▸ **Required work**
Copy out all the lines where "children" shows up.

▸ **Records to process**
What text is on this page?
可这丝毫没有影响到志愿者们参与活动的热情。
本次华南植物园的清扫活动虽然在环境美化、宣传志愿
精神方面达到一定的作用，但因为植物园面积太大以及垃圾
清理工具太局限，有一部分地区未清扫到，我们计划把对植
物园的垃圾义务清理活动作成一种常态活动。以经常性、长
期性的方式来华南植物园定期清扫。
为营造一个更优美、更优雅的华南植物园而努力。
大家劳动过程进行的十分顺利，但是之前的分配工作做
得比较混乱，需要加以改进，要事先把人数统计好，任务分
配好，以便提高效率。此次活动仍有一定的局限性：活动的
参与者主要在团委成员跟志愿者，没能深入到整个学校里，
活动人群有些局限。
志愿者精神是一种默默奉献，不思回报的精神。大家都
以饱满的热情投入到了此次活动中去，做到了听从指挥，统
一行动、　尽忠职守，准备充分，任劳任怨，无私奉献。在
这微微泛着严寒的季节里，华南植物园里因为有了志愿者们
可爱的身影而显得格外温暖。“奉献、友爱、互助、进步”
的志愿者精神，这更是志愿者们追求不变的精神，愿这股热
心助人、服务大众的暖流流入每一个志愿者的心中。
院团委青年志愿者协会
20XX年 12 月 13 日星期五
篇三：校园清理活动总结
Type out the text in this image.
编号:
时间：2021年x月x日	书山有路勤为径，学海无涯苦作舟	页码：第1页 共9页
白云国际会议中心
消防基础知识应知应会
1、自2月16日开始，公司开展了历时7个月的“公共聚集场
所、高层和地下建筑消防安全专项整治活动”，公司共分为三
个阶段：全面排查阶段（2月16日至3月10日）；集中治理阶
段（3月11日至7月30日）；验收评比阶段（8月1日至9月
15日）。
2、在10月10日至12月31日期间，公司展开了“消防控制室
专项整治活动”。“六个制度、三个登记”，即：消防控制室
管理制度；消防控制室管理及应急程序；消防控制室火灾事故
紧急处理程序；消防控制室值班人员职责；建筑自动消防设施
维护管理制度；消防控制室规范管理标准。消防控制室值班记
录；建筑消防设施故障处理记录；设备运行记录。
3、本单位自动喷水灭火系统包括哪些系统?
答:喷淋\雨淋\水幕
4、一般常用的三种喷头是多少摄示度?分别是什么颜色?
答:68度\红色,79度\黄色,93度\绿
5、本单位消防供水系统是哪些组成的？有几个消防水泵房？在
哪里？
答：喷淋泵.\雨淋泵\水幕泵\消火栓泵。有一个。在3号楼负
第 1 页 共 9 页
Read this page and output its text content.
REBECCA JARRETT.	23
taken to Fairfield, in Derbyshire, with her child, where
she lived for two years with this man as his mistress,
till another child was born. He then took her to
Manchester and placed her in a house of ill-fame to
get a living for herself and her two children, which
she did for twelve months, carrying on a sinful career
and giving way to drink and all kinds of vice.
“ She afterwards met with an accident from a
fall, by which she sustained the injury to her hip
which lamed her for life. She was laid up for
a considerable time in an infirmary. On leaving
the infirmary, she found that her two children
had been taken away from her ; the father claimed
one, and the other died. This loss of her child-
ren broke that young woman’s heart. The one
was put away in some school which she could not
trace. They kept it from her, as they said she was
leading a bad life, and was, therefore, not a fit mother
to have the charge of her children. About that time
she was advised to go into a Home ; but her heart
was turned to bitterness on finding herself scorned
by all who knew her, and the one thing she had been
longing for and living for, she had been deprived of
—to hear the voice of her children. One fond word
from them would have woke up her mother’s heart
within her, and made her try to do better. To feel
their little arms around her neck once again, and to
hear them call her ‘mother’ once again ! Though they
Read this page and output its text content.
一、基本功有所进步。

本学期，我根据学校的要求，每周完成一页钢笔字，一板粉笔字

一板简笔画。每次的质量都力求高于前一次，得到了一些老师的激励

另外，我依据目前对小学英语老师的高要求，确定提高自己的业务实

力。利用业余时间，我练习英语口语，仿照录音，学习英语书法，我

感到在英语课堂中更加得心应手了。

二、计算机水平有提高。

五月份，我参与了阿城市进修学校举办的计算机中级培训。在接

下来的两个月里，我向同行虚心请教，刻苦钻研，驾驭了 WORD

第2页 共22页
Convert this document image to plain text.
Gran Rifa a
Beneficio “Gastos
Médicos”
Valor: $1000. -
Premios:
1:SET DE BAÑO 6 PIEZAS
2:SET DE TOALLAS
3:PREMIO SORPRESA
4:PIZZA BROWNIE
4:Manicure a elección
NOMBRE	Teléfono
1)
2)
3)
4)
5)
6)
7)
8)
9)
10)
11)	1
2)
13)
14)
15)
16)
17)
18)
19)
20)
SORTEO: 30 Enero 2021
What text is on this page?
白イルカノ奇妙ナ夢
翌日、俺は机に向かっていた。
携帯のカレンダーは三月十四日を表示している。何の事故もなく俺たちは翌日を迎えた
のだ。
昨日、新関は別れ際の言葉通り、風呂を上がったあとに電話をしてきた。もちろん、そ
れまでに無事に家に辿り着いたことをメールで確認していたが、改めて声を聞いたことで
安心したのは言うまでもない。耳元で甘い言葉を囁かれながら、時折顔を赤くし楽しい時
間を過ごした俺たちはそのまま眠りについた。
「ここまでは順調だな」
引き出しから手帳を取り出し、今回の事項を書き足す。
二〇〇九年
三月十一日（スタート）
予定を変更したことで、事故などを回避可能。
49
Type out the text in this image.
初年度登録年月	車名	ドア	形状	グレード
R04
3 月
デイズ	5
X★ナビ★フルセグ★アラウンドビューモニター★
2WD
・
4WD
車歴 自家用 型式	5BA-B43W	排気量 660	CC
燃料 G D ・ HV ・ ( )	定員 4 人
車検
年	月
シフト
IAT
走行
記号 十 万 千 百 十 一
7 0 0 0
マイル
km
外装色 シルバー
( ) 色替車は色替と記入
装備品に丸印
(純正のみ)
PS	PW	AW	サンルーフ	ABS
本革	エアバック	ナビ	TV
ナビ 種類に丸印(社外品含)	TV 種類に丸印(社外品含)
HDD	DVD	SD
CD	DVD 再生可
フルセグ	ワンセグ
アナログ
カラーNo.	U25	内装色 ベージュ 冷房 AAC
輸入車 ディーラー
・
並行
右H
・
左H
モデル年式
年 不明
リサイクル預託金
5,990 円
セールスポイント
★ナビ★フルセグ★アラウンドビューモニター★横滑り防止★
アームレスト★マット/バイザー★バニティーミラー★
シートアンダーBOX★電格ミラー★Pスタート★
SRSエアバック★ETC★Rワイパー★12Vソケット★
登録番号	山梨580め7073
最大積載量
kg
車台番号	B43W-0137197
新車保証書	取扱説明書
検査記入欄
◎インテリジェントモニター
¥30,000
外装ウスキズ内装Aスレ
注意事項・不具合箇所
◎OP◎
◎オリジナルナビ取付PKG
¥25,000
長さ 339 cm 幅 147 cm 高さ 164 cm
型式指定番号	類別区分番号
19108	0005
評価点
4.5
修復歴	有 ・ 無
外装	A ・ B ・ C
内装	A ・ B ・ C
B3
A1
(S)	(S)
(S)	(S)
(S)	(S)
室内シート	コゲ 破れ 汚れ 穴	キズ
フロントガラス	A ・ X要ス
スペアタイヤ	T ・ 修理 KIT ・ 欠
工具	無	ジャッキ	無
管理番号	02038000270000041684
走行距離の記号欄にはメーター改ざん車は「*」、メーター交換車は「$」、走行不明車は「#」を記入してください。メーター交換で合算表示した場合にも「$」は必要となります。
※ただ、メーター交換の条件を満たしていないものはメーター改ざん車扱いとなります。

▸ **Task result**
get a living for herself and her two children, which
the infirmary, she found that her two children
to have the charge of her children. About that time
—to hear the voice of her children. One fond word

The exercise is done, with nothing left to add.